**What the task asks:**
Every record must be repeated exactly; omit any pictures they contain.

**Data for this exercise:**
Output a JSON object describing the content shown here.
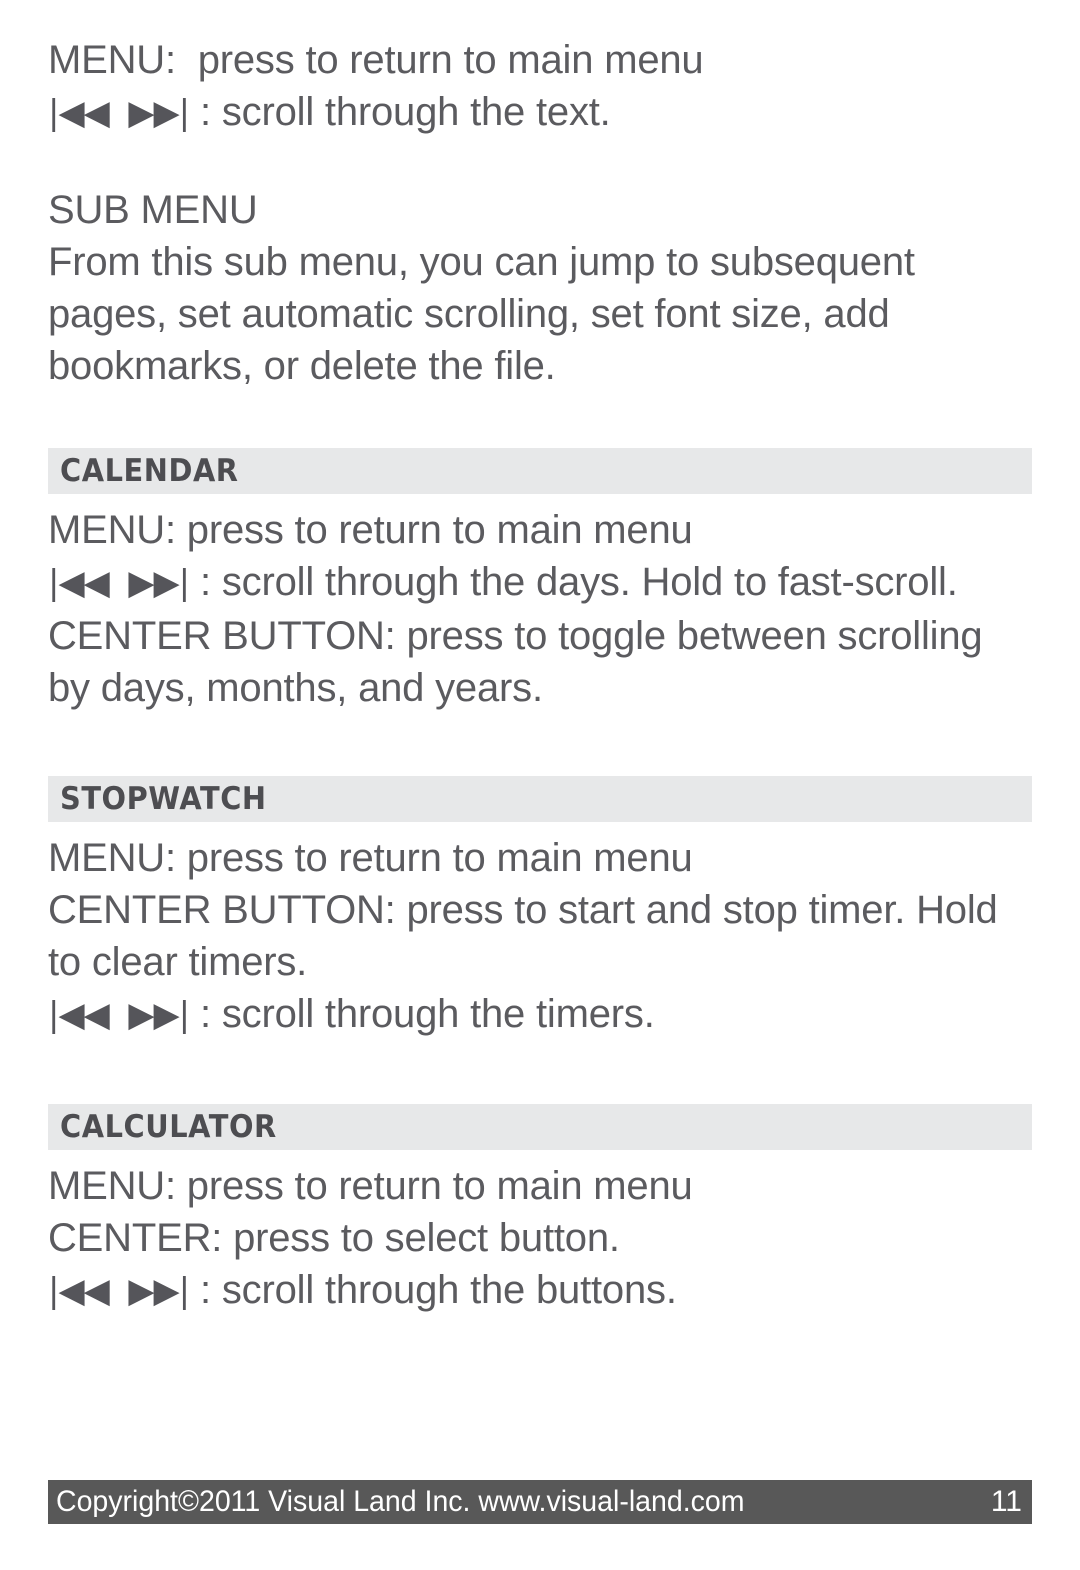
{
  "document": {
    "page_number": "11",
    "colors": {
      "body_text": "#5b5b5f",
      "heading_text": "#4d4d51",
      "section_band": "#e7e8e9",
      "footer_bar": "#585858",
      "footer_text": "#ffffff",
      "page_background": "#ffffff"
    }
  },
  "intro": {
    "line1": "MENU:  press to return to main menu",
    "line2_glyph": "|◀◀  ▶▶|",
    "line2_text": " : scroll through the text."
  },
  "sub_menu": {
    "heading": "SUB MENU",
    "body": "From this sub menu, you can jump to subsequent pages, set automatic scrolling, set font size, add bookmarks, or delete the file."
  },
  "sections": [
    {
      "title": "CALENDAR",
      "lines": [
        {
          "type": "text",
          "text": "MENU: press to return to main menu"
        },
        {
          "type": "glyph",
          "glyph": "|◀◀  ▶▶|",
          "text": " : scroll through the days. Hold to fast-scroll."
        },
        {
          "type": "text",
          "text": "CENTER BUTTON: press to toggle between scrolling by days, months, and years."
        }
      ]
    },
    {
      "title": "STOPWATCH",
      "lines": [
        {
          "type": "text",
          "text": "MENU: press to return to main menu"
        },
        {
          "type": "text",
          "text": "CENTER BUTTON: press to start and stop timer. Hold to clear timers."
        },
        {
          "type": "glyph",
          "glyph": "|◀◀  ▶▶|",
          "text": " : scroll through the timers."
        }
      ]
    },
    {
      "title": "CALCULATOR",
      "lines": [
        {
          "type": "text",
          "text": "MENU: press to return to main menu"
        },
        {
          "type": "text",
          "text": "CENTER: press to select button."
        },
        {
          "type": "glyph",
          "glyph": "|◀◀  ▶▶|",
          "text": " : scroll through the buttons."
        }
      ]
    }
  ],
  "footer": {
    "copyright": "Copyright©2011 Visual Land Inc. www.visual-land.com",
    "page": "11"
  }
}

**Expected answer:**
Output a JSON object describing the content shown here.
{
  "document": {
    "page_number": "11",
    "colors": {
      "body_text": "#5b5b5f",
      "heading_text": "#4d4d51",
      "section_band": "#e7e8e9",
      "footer_bar": "#585858",
      "footer_text": "#ffffff",
      "page_background": "#ffffff"
    }
  },
  "intro": {
    "line1": "MENU:  press to return to main menu",
    "line2_glyph": "|◀◀  ▶▶|",
    "line2_text": " : scroll through the text."
  },
  "sub_menu": {
    "heading": "SUB MENU",
    "body": "From this sub menu, you can jump to subsequent pages, set automatic scrolling, set font size, add bookmarks, or delete the file."
  },
  "sections": [
    {
      "title": "CALENDAR",
      "lines": [
        {
          "type": "text",
          "text": "MENU: press to return to main menu"
        },
        {
          "type": "glyph",
          "glyph": "|◀◀  ▶▶|",
          "text": " : scroll through the days. Hold to fast-scroll."
        },
        {
          "type": "text",
          "text": "CENTER BUTTON: press to toggle between scrolling by days, months, and years."
        }
      ]
    },
    {
      "title": "STOPWATCH",
      "lines": [
        {
          "type": "text",
          "text": "MENU: press to return to main menu"
        },
        {
          "type": "text",
          "text": "CENTER BUTTON: press to start and stop timer. Hold to clear timers."
        },
        {
          "type": "glyph",
          "glyph": "|◀◀  ▶▶|",
          "text": " : scroll through the timers."
        }
      ]
    },
    {
      "title": "CALCULATOR",
      "lines": [
        {
          "type": "text",
          "text": "MENU: press to return to main menu"
        },
        {
          "type": "text",
          "text": "CENTER: press to select button."
        },
        {
          "type": "glyph",
          "glyph": "|◀◀  ▶▶|",
          "text": " : scroll through the buttons."
        }
      ]
    }
  ],
  "footer": {
    "copyright": "Copyright©2011 Visual Land Inc. www.visual-land.com",
    "page": "11"
  }
}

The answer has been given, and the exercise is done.